▶ **Given exercise**
State how many lines of the records contain the string "全面贯彻党的教育方针", and give no other information.

:: Records supplied

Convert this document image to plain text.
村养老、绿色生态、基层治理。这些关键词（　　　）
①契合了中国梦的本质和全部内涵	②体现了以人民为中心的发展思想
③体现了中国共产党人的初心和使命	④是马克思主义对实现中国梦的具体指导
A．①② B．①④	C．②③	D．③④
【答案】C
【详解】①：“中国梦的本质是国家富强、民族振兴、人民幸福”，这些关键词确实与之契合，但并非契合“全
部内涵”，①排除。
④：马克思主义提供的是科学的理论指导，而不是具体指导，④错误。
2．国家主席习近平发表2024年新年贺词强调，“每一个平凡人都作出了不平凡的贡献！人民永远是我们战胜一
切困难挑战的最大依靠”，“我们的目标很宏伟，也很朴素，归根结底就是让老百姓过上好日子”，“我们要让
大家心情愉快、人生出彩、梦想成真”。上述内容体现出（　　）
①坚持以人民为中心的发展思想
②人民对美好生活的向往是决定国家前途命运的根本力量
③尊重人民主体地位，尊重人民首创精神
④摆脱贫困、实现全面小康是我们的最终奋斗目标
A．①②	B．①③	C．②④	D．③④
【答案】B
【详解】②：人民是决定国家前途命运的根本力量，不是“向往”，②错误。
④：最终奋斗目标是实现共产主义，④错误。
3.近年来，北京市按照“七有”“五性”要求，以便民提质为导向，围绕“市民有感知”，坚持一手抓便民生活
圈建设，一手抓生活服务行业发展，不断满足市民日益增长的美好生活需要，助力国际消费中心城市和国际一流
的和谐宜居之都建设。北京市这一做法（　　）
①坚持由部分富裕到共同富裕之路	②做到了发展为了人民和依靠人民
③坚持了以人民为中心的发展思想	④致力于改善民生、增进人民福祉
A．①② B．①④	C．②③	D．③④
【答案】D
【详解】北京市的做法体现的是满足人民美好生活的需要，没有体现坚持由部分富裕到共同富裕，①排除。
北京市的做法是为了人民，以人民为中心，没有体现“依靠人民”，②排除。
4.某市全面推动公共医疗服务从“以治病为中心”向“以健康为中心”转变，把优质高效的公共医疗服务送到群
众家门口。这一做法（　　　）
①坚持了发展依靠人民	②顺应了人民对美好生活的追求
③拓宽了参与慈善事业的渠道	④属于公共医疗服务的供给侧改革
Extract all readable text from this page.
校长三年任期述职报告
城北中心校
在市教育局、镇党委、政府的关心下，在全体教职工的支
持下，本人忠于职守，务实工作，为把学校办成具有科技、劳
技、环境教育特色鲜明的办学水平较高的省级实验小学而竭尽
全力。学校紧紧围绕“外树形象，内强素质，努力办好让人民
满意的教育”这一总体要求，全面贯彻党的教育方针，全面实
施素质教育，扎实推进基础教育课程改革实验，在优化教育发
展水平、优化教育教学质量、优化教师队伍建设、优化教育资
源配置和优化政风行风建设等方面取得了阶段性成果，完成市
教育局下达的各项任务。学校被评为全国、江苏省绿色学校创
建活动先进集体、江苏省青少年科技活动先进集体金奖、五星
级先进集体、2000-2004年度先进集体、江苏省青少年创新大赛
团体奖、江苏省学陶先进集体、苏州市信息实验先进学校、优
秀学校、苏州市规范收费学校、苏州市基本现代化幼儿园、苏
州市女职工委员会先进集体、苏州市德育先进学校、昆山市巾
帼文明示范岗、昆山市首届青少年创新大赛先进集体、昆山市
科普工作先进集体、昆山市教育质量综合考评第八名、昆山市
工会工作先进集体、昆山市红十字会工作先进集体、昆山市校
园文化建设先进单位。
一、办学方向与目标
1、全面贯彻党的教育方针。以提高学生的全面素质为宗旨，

::::
:: Records supplied

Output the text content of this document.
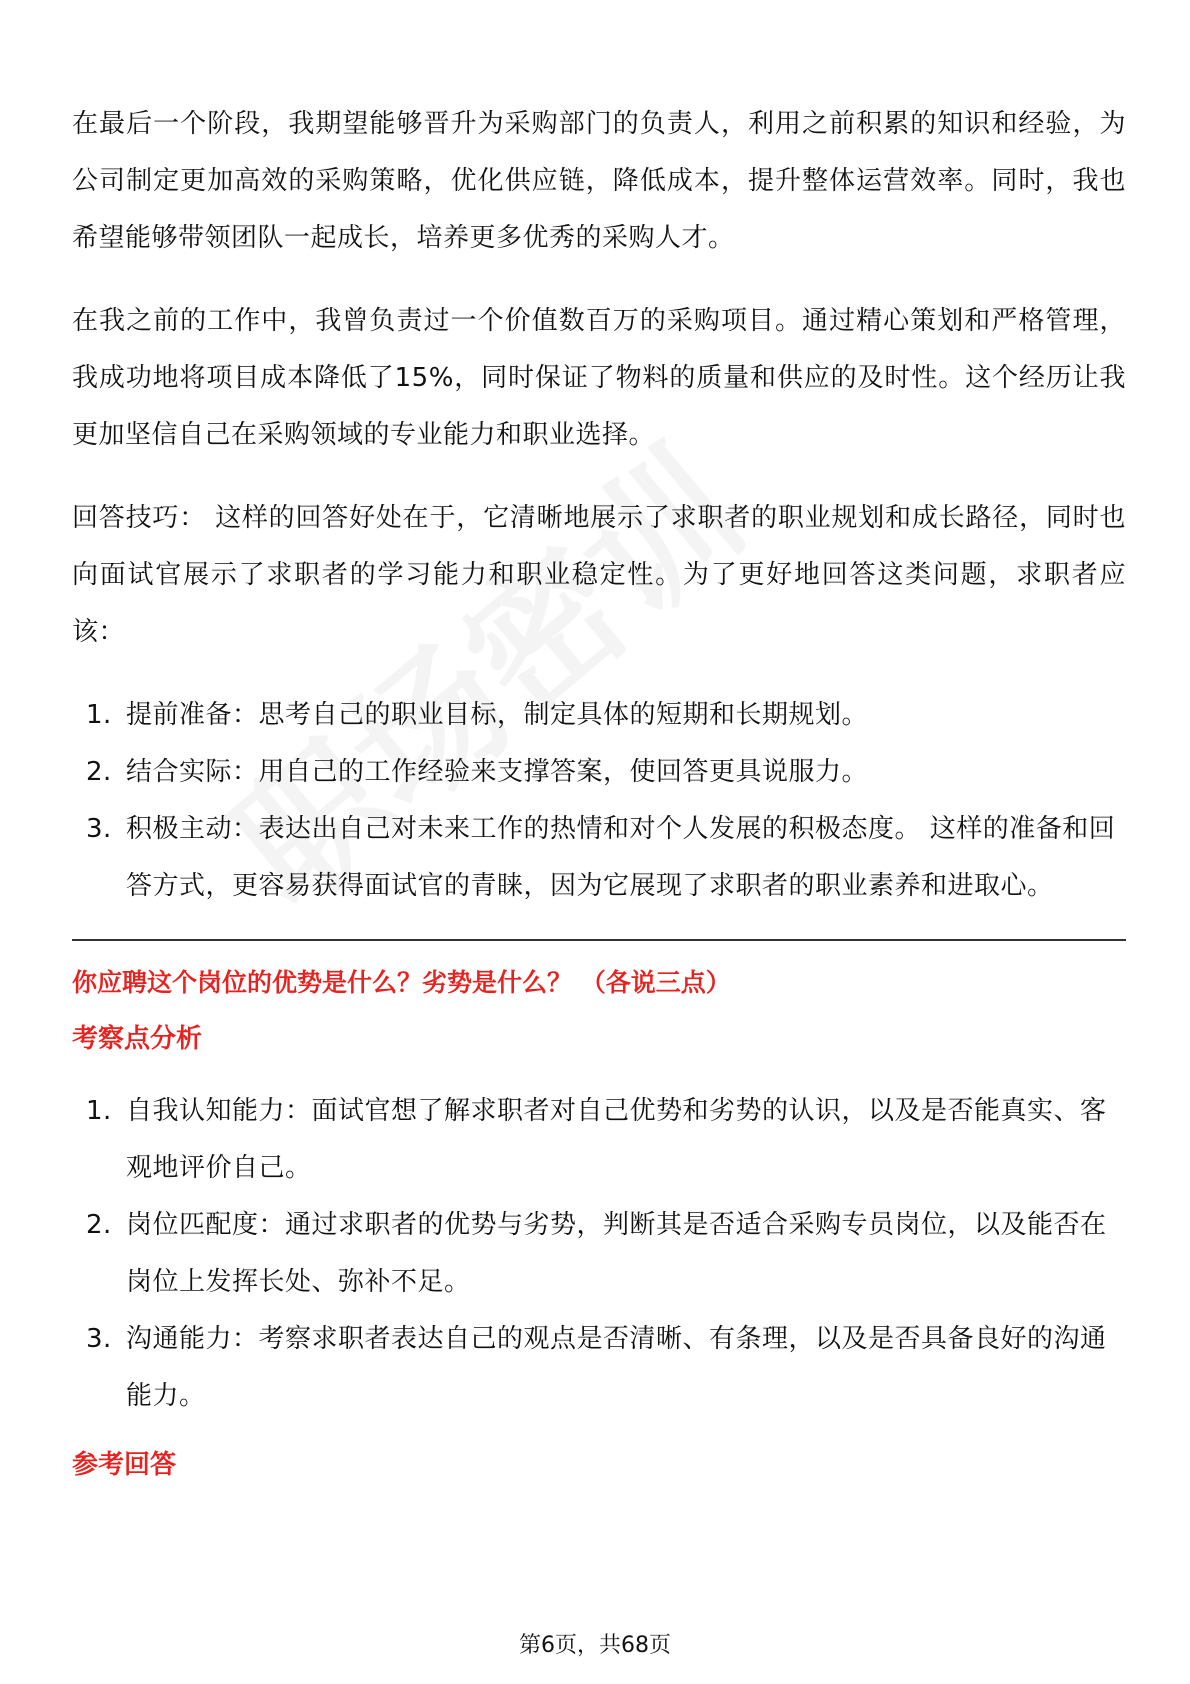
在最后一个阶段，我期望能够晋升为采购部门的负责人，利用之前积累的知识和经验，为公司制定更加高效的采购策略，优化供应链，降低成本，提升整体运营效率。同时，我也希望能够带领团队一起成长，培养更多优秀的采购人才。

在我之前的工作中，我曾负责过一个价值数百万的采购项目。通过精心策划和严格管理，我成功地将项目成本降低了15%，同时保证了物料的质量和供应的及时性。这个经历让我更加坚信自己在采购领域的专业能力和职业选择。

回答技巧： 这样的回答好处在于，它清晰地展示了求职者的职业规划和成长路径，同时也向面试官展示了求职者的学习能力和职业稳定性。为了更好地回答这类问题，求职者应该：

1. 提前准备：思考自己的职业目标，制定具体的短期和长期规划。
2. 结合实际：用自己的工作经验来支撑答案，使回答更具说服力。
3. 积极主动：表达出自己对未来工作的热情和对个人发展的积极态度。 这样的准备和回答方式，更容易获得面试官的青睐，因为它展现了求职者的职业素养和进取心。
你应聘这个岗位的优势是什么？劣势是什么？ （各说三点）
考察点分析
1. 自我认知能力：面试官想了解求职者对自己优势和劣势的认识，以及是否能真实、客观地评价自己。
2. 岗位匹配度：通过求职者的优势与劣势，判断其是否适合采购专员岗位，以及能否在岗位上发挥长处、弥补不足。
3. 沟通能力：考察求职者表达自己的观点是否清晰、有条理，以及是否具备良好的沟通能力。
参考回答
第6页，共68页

::::

▶ **In response**
2